**Work to complete:** Without the pictures, reproduce the records that follow exactly.

**Data records:**
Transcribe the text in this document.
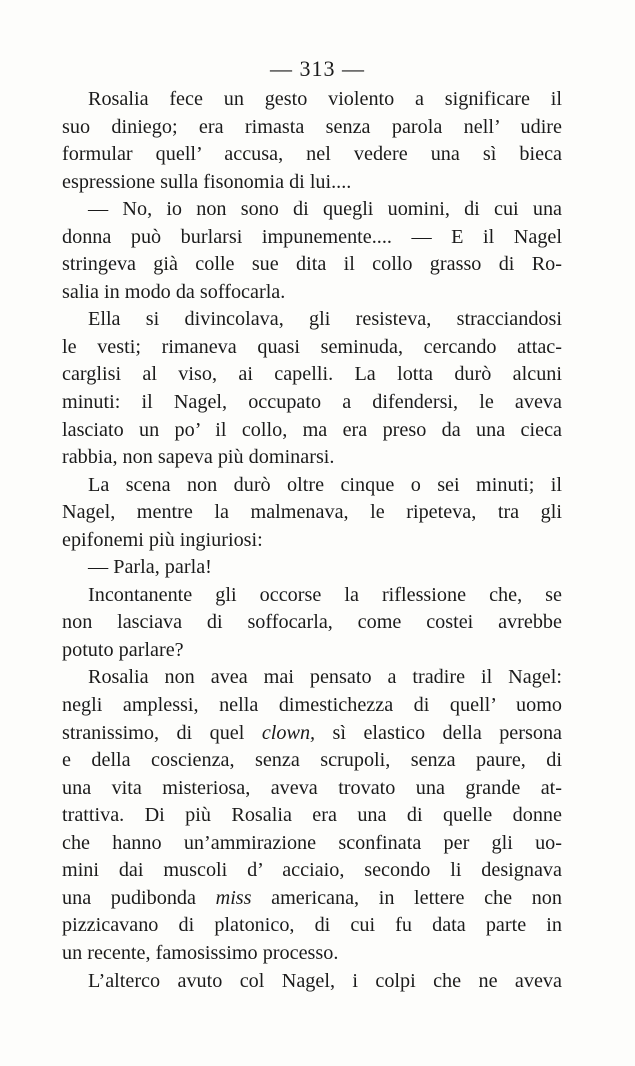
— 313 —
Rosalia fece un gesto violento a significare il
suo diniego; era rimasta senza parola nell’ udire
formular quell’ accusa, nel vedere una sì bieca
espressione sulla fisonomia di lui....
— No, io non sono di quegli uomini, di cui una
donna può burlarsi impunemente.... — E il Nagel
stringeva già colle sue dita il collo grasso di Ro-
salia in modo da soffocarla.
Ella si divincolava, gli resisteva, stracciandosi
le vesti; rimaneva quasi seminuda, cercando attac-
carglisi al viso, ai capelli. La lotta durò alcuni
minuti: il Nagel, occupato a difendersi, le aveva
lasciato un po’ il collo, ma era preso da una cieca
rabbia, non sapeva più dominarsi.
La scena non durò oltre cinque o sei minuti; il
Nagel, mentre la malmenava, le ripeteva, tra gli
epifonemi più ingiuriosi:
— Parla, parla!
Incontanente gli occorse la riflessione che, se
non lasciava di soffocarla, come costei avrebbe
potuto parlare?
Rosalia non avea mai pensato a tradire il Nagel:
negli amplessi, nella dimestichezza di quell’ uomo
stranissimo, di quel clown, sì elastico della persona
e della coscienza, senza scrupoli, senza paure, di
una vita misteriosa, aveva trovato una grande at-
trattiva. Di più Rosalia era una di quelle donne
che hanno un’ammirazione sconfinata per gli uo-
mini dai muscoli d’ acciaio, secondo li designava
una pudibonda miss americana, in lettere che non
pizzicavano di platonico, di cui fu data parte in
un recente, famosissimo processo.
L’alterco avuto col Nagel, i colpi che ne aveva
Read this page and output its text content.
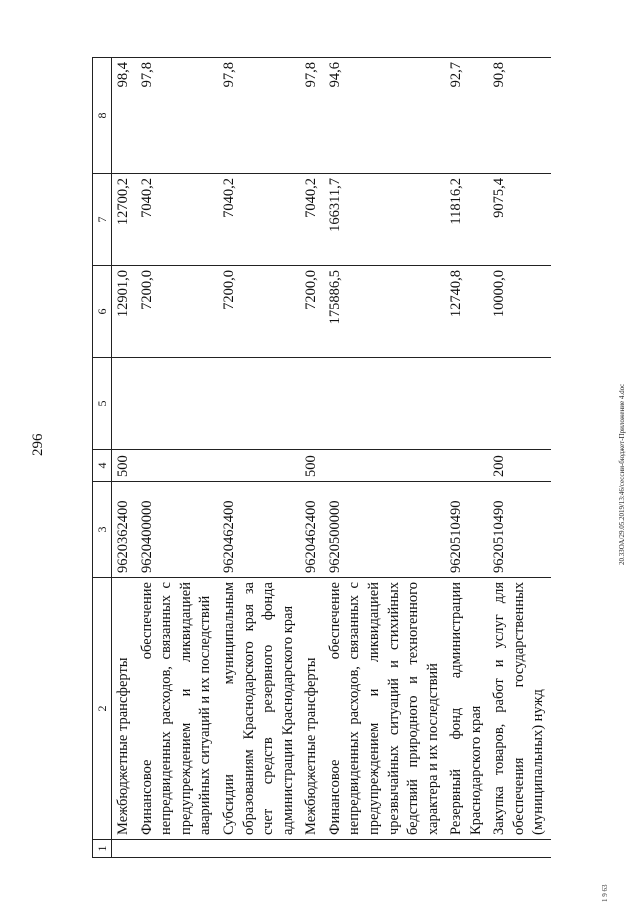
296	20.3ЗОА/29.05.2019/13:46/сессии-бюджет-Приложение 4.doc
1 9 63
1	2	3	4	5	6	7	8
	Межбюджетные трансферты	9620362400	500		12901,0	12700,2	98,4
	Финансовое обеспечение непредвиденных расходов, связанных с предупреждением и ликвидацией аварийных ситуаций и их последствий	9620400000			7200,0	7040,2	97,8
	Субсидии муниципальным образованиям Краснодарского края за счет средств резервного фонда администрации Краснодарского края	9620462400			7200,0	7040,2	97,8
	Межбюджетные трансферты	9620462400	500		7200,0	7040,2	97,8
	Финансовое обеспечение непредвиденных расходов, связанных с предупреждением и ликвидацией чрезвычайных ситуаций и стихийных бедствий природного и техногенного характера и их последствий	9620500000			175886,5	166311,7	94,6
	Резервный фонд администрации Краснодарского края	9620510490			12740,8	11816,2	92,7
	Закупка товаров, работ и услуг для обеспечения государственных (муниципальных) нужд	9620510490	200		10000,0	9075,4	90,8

**Written answer:**
Transcribe the text in this document.
— 313 —
Rosalia fece un gesto violento a significare il
suo diniego; era rimasta senza parola nell’ udire
formular quell’ accusa, nel vedere una sì bieca
espressione sulla fisonomia di lui....
— No, io non sono di quegli uomini, di cui una
donna può burlarsi impunemente.... — E il Nagel
stringeva già colle sue dita il collo grasso di Ro-
salia in modo da soffocarla.
Ella si divincolava, gli resisteva, stracciandosi
le vesti; rimaneva quasi seminuda, cercando attac-
carglisi al viso, ai capelli. La lotta durò alcuni
minuti: il Nagel, occupato a difendersi, le aveva
lasciato un po’ il collo, ma era preso da una cieca
rabbia, non sapeva più dominarsi.
La scena non durò oltre cinque o sei minuti; il
Nagel, mentre la malmenava, le ripeteva, tra gli
epifonemi più ingiuriosi:
— Parla, parla!
Incontanente gli occorse la riflessione che, se
non lasciava di soffocarla, come costei avrebbe
potuto parlare?
Rosalia non avea mai pensato a tradire il Nagel:
negli amplessi, nella dimestichezza di quell’ uomo
stranissimo, di quel clown, sì elastico della persona
e della coscienza, senza scrupoli, senza paure, di
una vita misteriosa, aveva trovato una grande at-
trattiva. Di più Rosalia era una di quelle donne
che hanno un’ammirazione sconfinata per gli uo-
mini dai muscoli d’ acciaio, secondo li designava
una pudibonda miss americana, in lettere che non
pizzicavano di platonico, di cui fu data parte in
un recente, famosissimo processo.
L’alterco avuto col Nagel, i colpi che ne aveva
Read this page and output its text content.
296	20.3ЗОА/29.05.2019/13:46/сессии-бюджет-Приложение 4.doc
1 9 63
1	2	3	4	5	6	7	8
	Межбюджетные трансферты	9620362400	500		12901,0	12700,2	98,4
	Финансовое обеспечение непредвиденных расходов, связанных с предупреждением и ликвидацией аварийных ситуаций и их последствий	9620400000			7200,0	7040,2	97,8
	Субсидии муниципальным образованиям Краснодарского края за счет средств резервного фонда администрации Краснодарского края	9620462400			7200,0	7040,2	97,8
	Межбюджетные трансферты	9620462400	500		7200,0	7040,2	97,8
	Финансовое обеспечение непредвиденных расходов, связанных с предупреждением и ликвидацией чрезвычайных ситуаций и стихийных бедствий природного и техногенного характера и их последствий	9620500000			175886,5	166311,7	94,6
	Резервный фонд администрации Краснодарского края	9620510490			12740,8	11816,2	92,7
	Закупка товаров, работ и услуг для обеспечения государственных (муниципальных) нужд	9620510490	200		10000,0	9075,4	90,8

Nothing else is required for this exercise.